- Objective -
Filter the records below down to lines containing "inductor".

- Records from a data source -
= = = = = = =

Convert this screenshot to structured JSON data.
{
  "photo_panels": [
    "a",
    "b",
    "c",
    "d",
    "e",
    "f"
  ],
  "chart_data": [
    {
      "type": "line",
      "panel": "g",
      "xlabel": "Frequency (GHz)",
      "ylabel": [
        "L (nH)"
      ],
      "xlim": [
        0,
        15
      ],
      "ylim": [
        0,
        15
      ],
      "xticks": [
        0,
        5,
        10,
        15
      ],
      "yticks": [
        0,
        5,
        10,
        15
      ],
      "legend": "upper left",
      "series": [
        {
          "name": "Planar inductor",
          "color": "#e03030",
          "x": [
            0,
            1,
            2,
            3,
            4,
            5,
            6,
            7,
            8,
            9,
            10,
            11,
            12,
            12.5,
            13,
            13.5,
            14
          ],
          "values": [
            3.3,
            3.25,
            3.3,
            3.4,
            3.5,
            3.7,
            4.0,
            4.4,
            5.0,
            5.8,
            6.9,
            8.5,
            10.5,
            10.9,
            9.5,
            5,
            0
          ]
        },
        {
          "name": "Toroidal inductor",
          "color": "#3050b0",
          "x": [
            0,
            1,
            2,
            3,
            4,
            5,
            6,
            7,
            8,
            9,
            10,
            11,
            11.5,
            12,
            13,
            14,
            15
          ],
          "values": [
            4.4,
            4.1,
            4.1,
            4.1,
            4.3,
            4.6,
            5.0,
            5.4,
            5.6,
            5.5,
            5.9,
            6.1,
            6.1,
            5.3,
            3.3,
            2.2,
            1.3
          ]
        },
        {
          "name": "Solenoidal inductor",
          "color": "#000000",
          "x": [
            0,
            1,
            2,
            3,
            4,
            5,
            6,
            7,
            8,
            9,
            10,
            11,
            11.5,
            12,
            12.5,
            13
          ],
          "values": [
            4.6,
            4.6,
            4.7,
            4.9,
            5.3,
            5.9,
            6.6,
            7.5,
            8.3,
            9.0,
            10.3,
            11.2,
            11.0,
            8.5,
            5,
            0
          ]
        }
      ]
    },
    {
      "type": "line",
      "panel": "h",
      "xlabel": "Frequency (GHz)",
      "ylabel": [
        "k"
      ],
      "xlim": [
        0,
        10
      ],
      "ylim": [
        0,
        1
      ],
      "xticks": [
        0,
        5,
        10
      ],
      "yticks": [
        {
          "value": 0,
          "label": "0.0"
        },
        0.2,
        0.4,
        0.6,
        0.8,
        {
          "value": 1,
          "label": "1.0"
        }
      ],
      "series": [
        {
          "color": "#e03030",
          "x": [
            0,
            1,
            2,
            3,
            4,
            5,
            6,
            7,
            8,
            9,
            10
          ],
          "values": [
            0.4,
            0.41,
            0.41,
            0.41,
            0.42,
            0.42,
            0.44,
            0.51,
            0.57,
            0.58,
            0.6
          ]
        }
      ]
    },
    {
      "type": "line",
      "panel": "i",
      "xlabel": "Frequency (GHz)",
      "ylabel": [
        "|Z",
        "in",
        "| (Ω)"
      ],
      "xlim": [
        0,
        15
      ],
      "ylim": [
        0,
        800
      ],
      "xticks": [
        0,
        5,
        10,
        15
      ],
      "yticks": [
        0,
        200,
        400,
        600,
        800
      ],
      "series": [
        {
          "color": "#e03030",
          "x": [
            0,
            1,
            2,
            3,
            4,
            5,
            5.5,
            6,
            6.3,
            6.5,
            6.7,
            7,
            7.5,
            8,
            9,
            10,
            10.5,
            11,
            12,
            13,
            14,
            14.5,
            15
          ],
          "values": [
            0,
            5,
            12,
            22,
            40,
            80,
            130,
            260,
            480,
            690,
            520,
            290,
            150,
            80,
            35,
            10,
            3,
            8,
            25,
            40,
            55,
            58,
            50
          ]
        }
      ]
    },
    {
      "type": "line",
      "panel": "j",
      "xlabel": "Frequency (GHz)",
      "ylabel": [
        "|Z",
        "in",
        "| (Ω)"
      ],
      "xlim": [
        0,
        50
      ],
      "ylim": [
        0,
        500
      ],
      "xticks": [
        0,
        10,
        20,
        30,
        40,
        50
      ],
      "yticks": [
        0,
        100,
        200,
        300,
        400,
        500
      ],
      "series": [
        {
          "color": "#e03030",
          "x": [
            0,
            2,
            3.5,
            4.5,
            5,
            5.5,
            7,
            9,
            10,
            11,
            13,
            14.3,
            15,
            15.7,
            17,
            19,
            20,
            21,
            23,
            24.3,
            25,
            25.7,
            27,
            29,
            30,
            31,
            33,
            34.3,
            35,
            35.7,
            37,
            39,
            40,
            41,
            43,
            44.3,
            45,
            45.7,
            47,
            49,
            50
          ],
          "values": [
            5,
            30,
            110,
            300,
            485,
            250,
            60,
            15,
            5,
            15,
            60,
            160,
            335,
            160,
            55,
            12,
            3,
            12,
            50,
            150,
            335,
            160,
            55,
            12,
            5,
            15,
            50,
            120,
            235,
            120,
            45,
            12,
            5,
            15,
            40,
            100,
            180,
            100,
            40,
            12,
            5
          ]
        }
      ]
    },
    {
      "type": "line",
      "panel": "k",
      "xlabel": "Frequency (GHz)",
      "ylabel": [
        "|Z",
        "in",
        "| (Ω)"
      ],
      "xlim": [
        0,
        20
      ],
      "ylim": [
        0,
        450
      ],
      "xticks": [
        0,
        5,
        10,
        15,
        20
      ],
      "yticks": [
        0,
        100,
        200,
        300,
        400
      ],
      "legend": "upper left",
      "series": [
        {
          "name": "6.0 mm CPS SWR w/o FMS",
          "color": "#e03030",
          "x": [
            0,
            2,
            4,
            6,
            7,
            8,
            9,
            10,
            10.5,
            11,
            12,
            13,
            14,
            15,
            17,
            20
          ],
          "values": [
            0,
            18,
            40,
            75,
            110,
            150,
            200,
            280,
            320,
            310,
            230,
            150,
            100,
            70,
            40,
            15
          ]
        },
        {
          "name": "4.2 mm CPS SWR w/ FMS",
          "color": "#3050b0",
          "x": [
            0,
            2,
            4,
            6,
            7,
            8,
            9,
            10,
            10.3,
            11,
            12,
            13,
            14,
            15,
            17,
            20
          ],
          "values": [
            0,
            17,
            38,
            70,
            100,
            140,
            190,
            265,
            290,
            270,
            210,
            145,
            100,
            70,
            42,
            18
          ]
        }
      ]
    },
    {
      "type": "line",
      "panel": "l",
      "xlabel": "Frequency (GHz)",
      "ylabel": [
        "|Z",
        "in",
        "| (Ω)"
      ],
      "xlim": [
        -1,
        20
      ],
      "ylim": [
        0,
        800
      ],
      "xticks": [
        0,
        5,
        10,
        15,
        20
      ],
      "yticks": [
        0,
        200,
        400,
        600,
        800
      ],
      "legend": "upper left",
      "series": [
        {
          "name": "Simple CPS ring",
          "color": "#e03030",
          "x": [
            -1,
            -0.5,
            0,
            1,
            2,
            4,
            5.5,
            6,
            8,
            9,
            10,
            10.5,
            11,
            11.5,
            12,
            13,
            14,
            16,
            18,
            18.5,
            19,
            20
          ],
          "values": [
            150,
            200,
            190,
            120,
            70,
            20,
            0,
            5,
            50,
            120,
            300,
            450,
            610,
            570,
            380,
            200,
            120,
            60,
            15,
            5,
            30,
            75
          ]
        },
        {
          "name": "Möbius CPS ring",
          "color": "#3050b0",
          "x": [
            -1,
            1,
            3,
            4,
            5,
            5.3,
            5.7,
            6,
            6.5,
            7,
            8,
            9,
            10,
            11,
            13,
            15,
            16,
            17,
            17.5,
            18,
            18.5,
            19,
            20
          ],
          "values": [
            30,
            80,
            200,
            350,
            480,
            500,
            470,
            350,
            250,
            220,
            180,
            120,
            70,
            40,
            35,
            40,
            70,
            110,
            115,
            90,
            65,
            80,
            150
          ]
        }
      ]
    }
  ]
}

= = = = = = =

- Solution to the problem -
          "name": "Planar inductor",
          "name": "Toroidal inductor",
          "name": "Solenoidal inductor",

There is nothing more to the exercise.